**YOUR GOAL:** Gather all lines from the material that contain the word "document".

**EXTRACTED MATERIAL:**
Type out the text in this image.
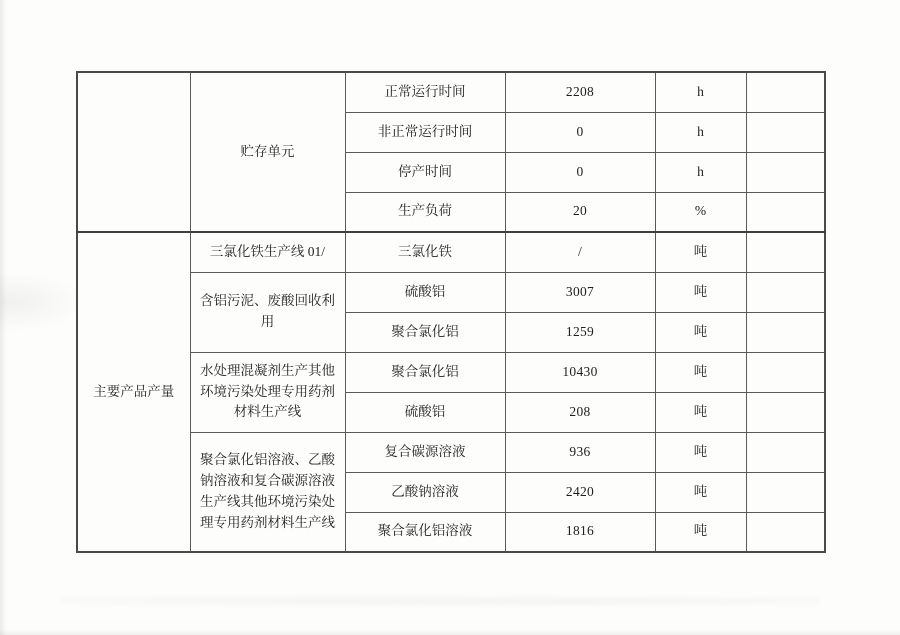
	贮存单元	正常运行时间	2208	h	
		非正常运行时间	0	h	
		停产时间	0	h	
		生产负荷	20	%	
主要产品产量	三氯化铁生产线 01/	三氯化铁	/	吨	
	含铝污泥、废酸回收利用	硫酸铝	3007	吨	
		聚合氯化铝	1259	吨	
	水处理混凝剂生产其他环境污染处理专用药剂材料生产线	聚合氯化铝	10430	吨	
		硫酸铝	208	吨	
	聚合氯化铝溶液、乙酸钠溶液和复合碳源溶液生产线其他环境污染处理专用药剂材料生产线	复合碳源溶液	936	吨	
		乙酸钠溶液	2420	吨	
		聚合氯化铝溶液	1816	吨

...

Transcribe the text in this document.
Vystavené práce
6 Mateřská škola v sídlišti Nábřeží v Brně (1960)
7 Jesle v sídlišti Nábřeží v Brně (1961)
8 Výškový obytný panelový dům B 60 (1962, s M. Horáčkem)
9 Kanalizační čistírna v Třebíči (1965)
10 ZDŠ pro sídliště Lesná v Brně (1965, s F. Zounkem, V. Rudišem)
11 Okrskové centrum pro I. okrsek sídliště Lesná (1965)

--

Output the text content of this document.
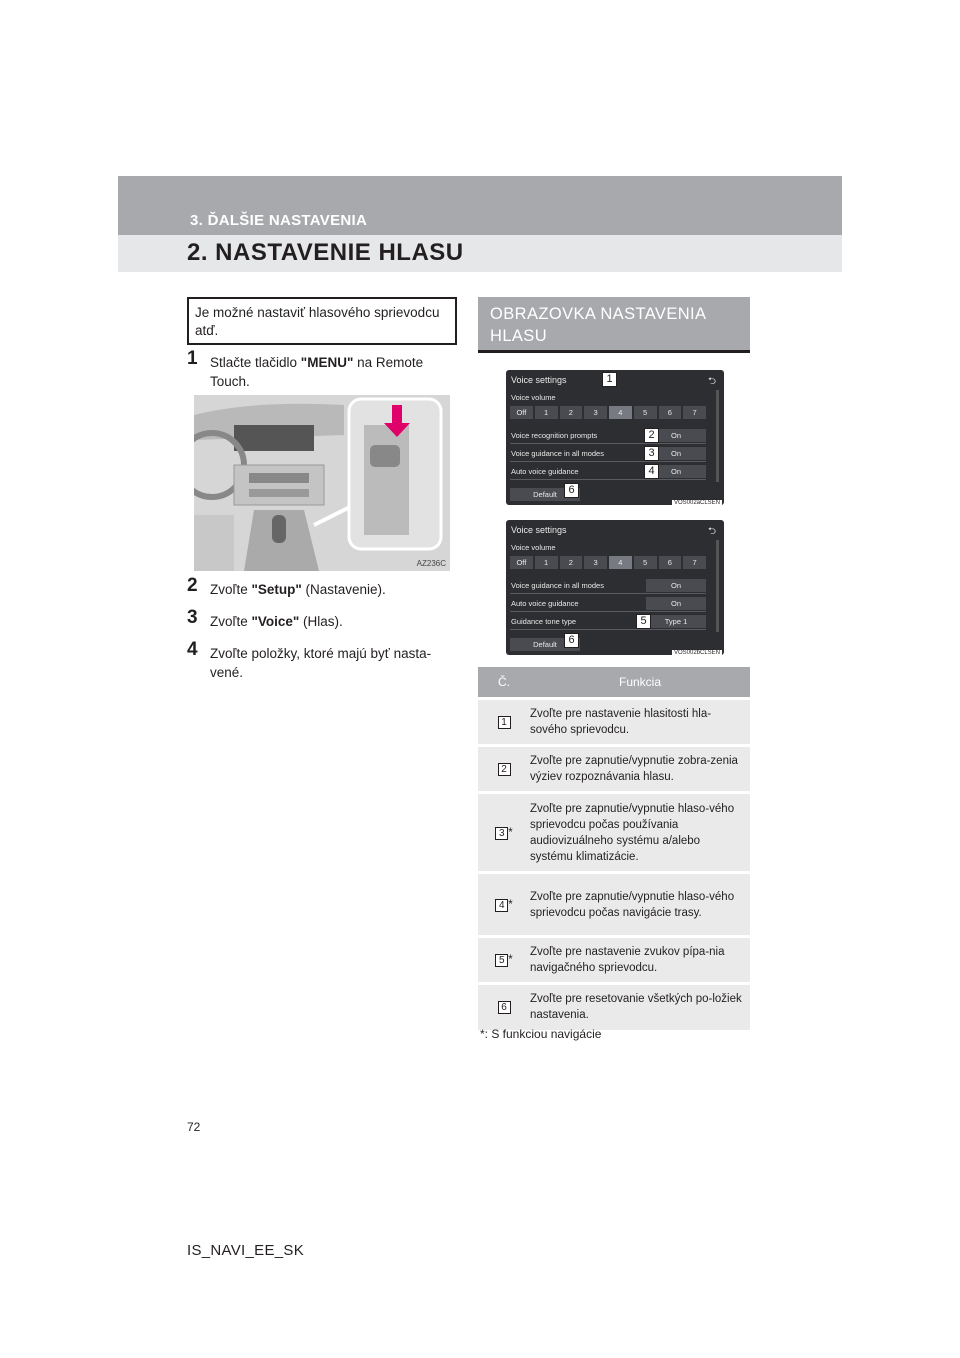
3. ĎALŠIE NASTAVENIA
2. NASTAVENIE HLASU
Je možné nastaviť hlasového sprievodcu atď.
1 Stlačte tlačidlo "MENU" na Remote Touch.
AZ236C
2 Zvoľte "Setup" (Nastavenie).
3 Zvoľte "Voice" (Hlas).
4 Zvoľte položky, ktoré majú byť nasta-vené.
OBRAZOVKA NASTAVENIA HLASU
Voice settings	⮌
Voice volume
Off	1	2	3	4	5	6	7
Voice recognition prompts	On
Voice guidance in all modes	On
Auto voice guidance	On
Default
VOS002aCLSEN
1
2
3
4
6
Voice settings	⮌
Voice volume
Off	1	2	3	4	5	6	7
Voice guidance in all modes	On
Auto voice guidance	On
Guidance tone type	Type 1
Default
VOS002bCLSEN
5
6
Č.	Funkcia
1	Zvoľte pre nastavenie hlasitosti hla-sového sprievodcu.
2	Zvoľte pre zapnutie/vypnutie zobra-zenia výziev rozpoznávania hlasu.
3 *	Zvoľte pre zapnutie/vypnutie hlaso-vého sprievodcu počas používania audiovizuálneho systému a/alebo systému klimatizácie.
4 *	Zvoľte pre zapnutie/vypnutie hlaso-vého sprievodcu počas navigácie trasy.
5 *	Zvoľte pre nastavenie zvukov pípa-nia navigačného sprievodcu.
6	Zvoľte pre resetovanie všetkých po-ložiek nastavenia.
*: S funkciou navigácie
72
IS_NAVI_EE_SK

**SOLUTION TO THIS PROBLEM:**
Transcribe the text in this document.
Output the text content of this document.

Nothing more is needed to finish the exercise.